• INFORMATION SHOWN:

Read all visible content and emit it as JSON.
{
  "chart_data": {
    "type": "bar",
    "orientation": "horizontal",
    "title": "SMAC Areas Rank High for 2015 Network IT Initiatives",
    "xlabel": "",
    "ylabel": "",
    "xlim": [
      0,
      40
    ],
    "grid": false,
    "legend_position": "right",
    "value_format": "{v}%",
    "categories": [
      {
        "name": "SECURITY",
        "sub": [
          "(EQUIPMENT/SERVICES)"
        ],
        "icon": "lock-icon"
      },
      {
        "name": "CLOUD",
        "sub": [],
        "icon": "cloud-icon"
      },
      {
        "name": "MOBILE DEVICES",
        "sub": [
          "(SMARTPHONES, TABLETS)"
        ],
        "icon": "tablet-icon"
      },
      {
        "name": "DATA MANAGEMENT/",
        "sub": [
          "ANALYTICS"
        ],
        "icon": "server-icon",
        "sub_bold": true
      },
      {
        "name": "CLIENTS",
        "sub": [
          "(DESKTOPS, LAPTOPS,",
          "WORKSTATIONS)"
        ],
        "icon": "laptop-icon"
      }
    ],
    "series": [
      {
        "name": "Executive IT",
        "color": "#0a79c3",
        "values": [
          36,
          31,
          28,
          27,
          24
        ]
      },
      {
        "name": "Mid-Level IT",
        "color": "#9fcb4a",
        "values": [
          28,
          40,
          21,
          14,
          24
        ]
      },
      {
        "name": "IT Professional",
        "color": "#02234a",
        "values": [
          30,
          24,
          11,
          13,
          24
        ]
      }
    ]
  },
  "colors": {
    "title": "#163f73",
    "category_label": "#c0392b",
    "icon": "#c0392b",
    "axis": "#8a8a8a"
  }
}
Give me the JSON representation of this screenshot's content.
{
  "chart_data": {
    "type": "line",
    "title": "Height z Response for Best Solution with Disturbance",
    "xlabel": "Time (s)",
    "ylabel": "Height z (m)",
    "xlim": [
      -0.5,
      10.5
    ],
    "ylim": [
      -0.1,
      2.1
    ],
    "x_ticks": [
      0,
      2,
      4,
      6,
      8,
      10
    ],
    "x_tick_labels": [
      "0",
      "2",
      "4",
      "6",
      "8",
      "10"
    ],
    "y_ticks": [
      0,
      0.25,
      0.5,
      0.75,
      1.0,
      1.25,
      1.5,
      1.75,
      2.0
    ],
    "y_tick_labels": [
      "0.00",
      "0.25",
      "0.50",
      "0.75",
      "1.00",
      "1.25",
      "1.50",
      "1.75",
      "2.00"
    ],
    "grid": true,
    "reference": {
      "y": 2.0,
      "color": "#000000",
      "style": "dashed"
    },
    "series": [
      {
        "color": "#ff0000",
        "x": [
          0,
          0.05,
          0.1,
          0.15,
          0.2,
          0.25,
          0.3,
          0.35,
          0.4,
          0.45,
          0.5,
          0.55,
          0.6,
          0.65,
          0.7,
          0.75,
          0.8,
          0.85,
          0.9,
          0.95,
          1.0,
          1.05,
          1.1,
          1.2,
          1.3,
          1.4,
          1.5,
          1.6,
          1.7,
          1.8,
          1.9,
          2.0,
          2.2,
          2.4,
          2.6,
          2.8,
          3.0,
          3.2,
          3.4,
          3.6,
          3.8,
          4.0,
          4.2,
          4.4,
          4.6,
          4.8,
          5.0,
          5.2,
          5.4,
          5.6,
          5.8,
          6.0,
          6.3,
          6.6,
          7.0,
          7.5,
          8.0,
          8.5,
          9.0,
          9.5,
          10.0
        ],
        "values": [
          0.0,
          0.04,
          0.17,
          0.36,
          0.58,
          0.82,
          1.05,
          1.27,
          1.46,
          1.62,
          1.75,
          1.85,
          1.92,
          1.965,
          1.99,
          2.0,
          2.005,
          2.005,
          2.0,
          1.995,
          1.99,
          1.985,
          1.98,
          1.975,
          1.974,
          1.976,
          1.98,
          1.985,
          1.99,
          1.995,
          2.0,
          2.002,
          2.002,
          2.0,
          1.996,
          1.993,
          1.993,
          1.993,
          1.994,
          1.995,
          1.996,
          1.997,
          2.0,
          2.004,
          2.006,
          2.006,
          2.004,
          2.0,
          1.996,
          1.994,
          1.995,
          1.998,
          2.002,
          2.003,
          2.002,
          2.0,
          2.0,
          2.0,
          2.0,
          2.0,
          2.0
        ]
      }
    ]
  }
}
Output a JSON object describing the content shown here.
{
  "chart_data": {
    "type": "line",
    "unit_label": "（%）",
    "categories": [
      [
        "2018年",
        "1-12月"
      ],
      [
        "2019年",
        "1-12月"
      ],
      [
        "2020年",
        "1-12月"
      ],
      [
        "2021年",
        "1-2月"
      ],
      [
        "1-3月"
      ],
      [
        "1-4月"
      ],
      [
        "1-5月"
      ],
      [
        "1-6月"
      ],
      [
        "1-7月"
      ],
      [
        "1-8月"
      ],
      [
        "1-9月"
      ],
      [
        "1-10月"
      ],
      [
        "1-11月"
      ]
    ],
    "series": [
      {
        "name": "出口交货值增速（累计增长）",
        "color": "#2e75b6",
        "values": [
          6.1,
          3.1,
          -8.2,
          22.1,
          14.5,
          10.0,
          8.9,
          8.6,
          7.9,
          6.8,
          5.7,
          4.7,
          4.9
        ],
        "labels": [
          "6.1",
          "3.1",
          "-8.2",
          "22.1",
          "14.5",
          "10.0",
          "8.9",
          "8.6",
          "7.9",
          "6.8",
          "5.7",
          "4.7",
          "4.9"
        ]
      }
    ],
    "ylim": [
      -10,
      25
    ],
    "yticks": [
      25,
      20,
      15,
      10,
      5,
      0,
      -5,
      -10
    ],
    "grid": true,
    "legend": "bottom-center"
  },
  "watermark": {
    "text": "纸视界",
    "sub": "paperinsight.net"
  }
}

• YOUR GOAL: Extract each entry in full, exactly as given.

• REPLY TO THE EXERCISE:
Read all visible content and emit it as JSON.
{
  "chart_data": {
    "type": "bar",
    "orientation": "horizontal",
    "title": "SMAC Areas Rank High for 2015 Network IT Initiatives",
    "xlabel": "",
    "ylabel": "",
    "xlim": [
      0,
      40
    ],
    "grid": false,
    "legend_position": "right",
    "value_format": "{v}%",
    "categories": [
      {
        "name": "SECURITY",
        "sub": [
          "(EQUIPMENT/SERVICES)"
        ],
        "icon": "lock-icon"
      },
      {
        "name": "CLOUD",
        "sub": [],
        "icon": "cloud-icon"
      },
      {
        "name": "MOBILE DEVICES",
        "sub": [
          "(SMARTPHONES, TABLETS)"
        ],
        "icon": "tablet-icon"
      },
      {
        "name": "DATA MANAGEMENT/",
        "sub": [
          "ANALYTICS"
        ],
        "icon": "server-icon",
        "sub_bold": true
      },
      {
        "name": "CLIENTS",
        "sub": [
          "(DESKTOPS, LAPTOPS,",
          "WORKSTATIONS)"
        ],
        "icon": "laptop-icon"
      }
    ],
    "series": [
      {
        "name": "Executive IT",
        "color": "#0a79c3",
        "values": [
          36,
          31,
          28,
          27,
          24
        ]
      },
      {
        "name": "Mid-Level IT",
        "color": "#9fcb4a",
        "values": [
          28,
          40,
          21,
          14,
          24
        ]
      },
      {
        "name": "IT Professional",
        "color": "#02234a",
        "values": [
          30,
          24,
          11,
          13,
          24
        ]
      }
    ]
  },
  "colors": {
    "title": "#163f73",
    "category_label": "#c0392b",
    "icon": "#c0392b",
    "axis": "#8a8a8a"
  }
}
Give me the JSON representation of this screenshot's content.
{
  "chart_data": {
    "type": "line",
    "title": "Height z Response for Best Solution with Disturbance",
    "xlabel": "Time (s)",
    "ylabel": "Height z (m)",
    "xlim": [
      -0.5,
      10.5
    ],
    "ylim": [
      -0.1,
      2.1
    ],
    "x_ticks": [
      0,
      2,
      4,
      6,
      8,
      10
    ],
    "x_tick_labels": [
      "0",
      "2",
      "4",
      "6",
      "8",
      "10"
    ],
    "y_ticks": [
      0,
      0.25,
      0.5,
      0.75,
      1.0,
      1.25,
      1.5,
      1.75,
      2.0
    ],
    "y_tick_labels": [
      "0.00",
      "0.25",
      "0.50",
      "0.75",
      "1.00",
      "1.25",
      "1.50",
      "1.75",
      "2.00"
    ],
    "grid": true,
    "reference": {
      "y": 2.0,
      "color": "#000000",
      "style": "dashed"
    },
    "series": [
      {
        "color": "#ff0000",
        "x": [
          0,
          0.05,
          0.1,
          0.15,
          0.2,
          0.25,
          0.3,
          0.35,
          0.4,
          0.45,
          0.5,
          0.55,
          0.6,
          0.65,
          0.7,
          0.75,
          0.8,
          0.85,
          0.9,
          0.95,
          1.0,
          1.05,
          1.1,
          1.2,
          1.3,
          1.4,
          1.5,
          1.6,
          1.7,
          1.8,
          1.9,
          2.0,
          2.2,
          2.4,
          2.6,
          2.8,
          3.0,
          3.2,
          3.4,
          3.6,
          3.8,
          4.0,
          4.2,
          4.4,
          4.6,
          4.8,
          5.0,
          5.2,
          5.4,
          5.6,
          5.8,
          6.0,
          6.3,
          6.6,
          7.0,
          7.5,
          8.0,
          8.5,
          9.0,
          9.5,
          10.0
        ],
        "values": [
          0.0,
          0.04,
          0.17,
          0.36,
          0.58,
          0.82,
          1.05,
          1.27,
          1.46,
          1.62,
          1.75,
          1.85,
          1.92,
          1.965,
          1.99,
          2.0,
          2.005,
          2.005,
          2.0,
          1.995,
          1.99,
          1.985,
          1.98,
          1.975,
          1.974,
          1.976,
          1.98,
          1.985,
          1.99,
          1.995,
          2.0,
          2.002,
          2.002,
          2.0,
          1.996,
          1.993,
          1.993,
          1.993,
          1.994,
          1.995,
          1.996,
          1.997,
          2.0,
          2.004,
          2.006,
          2.006,
          2.004,
          2.0,
          1.996,
          1.994,
          1.995,
          1.998,
          2.002,
          2.003,
          2.002,
          2.0,
          2.0,
          2.0,
          2.0,
          2.0,
          2.0
        ]
      }
    ]
  }
}
Output a JSON object describing the content shown here.
{
  "chart_data": {
    "type": "line",
    "unit_label": "（%）",
    "categories": [
      [
        "2018年",
        "1-12月"
      ],
      [
        "2019年",
        "1-12月"
      ],
      [
        "2020年",
        "1-12月"
      ],
      [
        "2021年",
        "1-2月"
      ],
      [
        "1-3月"
      ],
      [
        "1-4月"
      ],
      [
        "1-5月"
      ],
      [
        "1-6月"
      ],
      [
        "1-7月"
      ],
      [
        "1-8月"
      ],
      [
        "1-9月"
      ],
      [
        "1-10月"
      ],
      [
        "1-11月"
      ]
    ],
    "series": [
      {
        "name": "出口交货值增速（累计增长）",
        "color": "#2e75b6",
        "values": [
          6.1,
          3.1,
          -8.2,
          22.1,
          14.5,
          10.0,
          8.9,
          8.6,
          7.9,
          6.8,
          5.7,
          4.7,
          4.9
        ],
        "labels": [
          "6.1",
          "3.1",
          "-8.2",
          "22.1",
          "14.5",
          "10.0",
          "8.9",
          "8.6",
          "7.9",
          "6.8",
          "5.7",
          "4.7",
          "4.9"
        ]
      }
    ],
    "ylim": [
      -10,
      25
    ],
    "yticks": [
      25,
      20,
      15,
      10,
      5,
      0,
      -5,
      -10
    ],
    "grid": true,
    "legend": "bottom-center"
  },
  "watermark": {
    "text": "纸视界",
    "sub": "paperinsight.net"
  }
}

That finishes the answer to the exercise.